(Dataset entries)
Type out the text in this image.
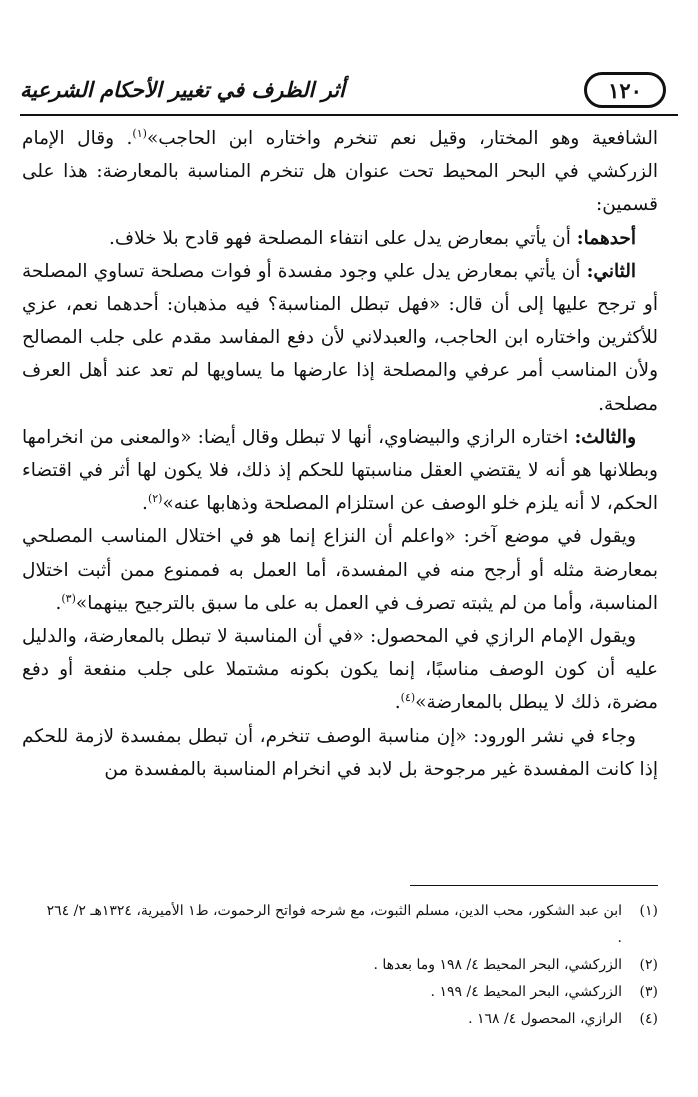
١٢٠
أثر الظرف في تغيير الأحكام الشرعية

الشافعية وهو المختار، وقيل نعم تنخرم واختاره ابن الحاجب»$^{(١)}$. وقال الإمام الزركشي في البحر المحيط تحت عنوان هل تنخرم المناسبة بالمعارضة: هذا على قسمين:

أحدهما: أن يأتي بمعارض يدل على انتفاء المصلحة فهو قادح بلا خلاف.

الثاني: أن يأتي بمعارض يدل علي وجود مفسدة أو فوات مصلحة تساوي المصلحة أو ترجح عليها إلى أن قال: «فهل تبطل المناسبة؟ فيه مذهبان: أحدهما نعم، عزي للأكثرين واختاره ابن الحاجب، والعبدلاني لأن دفع المفاسد مقدم على جلب المصالح ولأن المناسب أمر عرفي والمصلحة إذا عارضها ما يساويها لم تعد عند أهل العرف مصلحة.

والثالث: اختاره الرازي والبيضاوي، أنها لا تبطل وقال أيضا: «والمعنى من انخرامها وبطلانها هو أنه لا يقتضي العقل مناسبتها للحكم إذ ذلك، فلا يكون لها أثر في اقتضاء الحكم، لا أنه يلزم خلو الوصف عن استلزام المصلحة وذهابها عنه»$^{(٢)}$.

ويقول في موضع آخر: «واعلم أن النزاع إنما هو في اختلال المناسب المصلحي بمعارضة مثله أو أرجح منه في المفسدة، أما العمل به فممنوع ممن أثبت اختلال المناسبة، وأما من لم يثبته تصرف في العمل به على ما سبق بالترجيح بينهما»$^{(٣)}$.

ويقول الإمام الرازي في المحصول: «في أن المناسبة لا تبطل بالمعارضة، والدليل عليه أن كون الوصف مناسبًا، إنما يكون بكونه مشتملا على جلب منفعة أو دفع مضرة، ذلك لا يبطل بالمعارضة»$^{(٤)}$.

وجاء في نشر الورود: «إن مناسبة الوصف تنخرم، أن تبطل بمفسدة لازمة للحكم إذا كانت المفسدة غير مرجوحة بل لابد في انخرام المناسبة بالمفسدة من

(١)
ابن عبد الشكور، محب الدين، مسلم الثبوت، مع شرحه فواتح الرحموت، ط١ الأميرية، ١٣٢٤هـ ٢/ ٢٦٤ .
(٢)
الزركشي، البحر المحيط ٤/ ١٩٨ وما بعدها .
(٣)
الزركشي، البحر المحيط ٤/ ١٩٩ .
(٤)
الرازي، المحصول ٤/ ١٦٨ .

**BRIEF**
Your answer should be a single number: the count of lines that contain "الرازي".

**OUTPUT BELOW**
3